### Data for this exercise

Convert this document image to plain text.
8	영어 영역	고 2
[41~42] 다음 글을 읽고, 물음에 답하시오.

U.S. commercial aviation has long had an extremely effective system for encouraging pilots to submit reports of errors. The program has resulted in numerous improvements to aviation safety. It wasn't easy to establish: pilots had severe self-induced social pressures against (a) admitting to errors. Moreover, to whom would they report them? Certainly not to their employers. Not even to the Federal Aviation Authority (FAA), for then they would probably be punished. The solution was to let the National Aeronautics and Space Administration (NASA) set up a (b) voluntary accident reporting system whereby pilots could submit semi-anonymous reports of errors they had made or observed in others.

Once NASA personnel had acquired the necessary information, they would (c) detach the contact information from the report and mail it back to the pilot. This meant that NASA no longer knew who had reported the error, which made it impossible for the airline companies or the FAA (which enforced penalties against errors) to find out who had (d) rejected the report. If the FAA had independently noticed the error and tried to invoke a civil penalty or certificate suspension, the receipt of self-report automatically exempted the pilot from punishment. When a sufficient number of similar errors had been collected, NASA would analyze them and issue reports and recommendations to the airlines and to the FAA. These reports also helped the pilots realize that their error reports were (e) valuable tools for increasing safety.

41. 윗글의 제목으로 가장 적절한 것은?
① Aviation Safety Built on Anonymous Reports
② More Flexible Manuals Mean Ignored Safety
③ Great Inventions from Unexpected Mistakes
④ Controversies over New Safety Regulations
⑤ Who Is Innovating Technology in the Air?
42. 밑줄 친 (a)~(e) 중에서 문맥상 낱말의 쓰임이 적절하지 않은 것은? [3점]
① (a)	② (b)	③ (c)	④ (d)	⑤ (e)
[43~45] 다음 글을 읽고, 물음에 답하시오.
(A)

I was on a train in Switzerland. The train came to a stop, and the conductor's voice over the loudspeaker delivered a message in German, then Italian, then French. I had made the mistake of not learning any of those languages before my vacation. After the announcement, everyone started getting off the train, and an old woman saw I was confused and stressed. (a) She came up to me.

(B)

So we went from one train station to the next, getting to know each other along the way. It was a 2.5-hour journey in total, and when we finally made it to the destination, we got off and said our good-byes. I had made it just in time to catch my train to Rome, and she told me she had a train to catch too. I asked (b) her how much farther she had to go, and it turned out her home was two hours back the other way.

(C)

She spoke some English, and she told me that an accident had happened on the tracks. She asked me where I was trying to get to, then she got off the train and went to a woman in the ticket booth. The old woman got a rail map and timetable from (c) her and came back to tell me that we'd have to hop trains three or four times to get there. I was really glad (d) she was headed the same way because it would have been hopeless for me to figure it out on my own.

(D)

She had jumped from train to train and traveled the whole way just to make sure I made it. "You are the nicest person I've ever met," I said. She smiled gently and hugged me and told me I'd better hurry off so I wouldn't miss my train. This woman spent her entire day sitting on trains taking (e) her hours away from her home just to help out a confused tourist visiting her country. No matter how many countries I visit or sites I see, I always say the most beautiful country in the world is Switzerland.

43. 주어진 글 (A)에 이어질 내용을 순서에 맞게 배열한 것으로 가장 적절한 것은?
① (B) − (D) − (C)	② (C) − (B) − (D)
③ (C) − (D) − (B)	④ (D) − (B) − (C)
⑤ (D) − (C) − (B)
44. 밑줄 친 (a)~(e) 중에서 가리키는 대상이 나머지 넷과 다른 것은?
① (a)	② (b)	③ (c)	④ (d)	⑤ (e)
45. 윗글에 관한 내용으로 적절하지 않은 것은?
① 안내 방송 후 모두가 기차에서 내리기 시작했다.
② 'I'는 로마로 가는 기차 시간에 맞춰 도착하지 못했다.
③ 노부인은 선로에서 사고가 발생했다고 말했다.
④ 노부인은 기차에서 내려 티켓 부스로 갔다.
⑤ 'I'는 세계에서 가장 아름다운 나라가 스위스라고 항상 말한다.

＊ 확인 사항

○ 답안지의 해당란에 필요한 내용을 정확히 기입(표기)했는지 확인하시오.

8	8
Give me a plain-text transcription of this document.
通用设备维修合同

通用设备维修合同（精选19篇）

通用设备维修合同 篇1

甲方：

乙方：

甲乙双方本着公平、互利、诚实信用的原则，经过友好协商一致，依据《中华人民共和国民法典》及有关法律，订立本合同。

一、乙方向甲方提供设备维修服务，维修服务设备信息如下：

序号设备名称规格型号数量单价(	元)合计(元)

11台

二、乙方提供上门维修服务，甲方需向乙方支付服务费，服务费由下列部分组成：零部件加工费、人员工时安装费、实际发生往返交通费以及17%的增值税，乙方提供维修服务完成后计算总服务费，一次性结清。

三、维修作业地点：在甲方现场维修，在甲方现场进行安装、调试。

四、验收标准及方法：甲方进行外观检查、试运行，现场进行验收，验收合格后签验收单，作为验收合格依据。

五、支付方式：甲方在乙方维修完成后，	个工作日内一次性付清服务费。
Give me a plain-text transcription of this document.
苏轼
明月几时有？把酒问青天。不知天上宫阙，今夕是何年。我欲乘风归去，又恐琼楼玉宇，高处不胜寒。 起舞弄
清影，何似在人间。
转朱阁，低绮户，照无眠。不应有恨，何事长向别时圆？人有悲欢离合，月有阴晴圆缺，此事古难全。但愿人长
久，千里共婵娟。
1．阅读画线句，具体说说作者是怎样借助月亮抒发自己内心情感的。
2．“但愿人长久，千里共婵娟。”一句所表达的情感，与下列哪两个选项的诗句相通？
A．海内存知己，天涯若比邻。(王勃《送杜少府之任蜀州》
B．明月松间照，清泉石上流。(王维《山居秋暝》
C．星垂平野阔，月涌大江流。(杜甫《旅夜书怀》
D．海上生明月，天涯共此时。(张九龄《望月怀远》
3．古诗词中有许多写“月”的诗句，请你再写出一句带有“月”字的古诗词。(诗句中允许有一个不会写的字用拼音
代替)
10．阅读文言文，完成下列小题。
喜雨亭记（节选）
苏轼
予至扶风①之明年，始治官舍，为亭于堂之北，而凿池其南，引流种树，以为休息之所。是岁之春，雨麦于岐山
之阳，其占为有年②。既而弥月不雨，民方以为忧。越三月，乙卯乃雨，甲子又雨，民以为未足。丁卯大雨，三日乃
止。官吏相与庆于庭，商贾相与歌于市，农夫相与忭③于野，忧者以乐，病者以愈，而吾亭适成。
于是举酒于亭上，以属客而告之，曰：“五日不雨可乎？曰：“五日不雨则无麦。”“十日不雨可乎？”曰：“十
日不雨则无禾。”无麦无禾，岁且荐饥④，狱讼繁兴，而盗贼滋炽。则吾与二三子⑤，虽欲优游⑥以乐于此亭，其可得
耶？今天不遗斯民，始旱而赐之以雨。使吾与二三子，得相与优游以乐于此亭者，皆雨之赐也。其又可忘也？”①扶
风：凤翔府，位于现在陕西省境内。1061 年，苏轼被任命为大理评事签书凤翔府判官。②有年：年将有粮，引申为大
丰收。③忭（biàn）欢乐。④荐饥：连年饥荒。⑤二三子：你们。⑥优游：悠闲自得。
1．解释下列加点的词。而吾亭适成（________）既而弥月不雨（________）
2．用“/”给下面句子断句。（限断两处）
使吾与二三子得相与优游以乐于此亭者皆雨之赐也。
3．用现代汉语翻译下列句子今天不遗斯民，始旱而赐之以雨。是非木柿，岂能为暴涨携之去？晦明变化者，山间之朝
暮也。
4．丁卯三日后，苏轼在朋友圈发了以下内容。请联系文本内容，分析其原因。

### What is asked
Search the lines above for the string "said" and copy each line that has it.

### Answer to the exercise
So we went from one train station to the next, getting to know each other along the way. It was a 2.5-hour journey in total, and when we finally made it to the destination, we got off and said our good-byes. I had made it just in time to catch my train to Rome, and she told me she had a train to catch too. I asked (b) her how much farther she had to go, and it turned out her home was two hours back the other way.
She had jumped from train to train and traveled the whole way just to make sure I made it. "You are the nicest person I've ever met," I said. She smiled gently and hugged me and told me I'd better hurry off so I wouldn't miss my train. This woman spent her entire day sitting on trains taking (e) her hours away from her home just to help out a confused tourist visiting her country. No matter how many countries I visit or sites I see, I always say the most beautiful country in the world is Switzerland.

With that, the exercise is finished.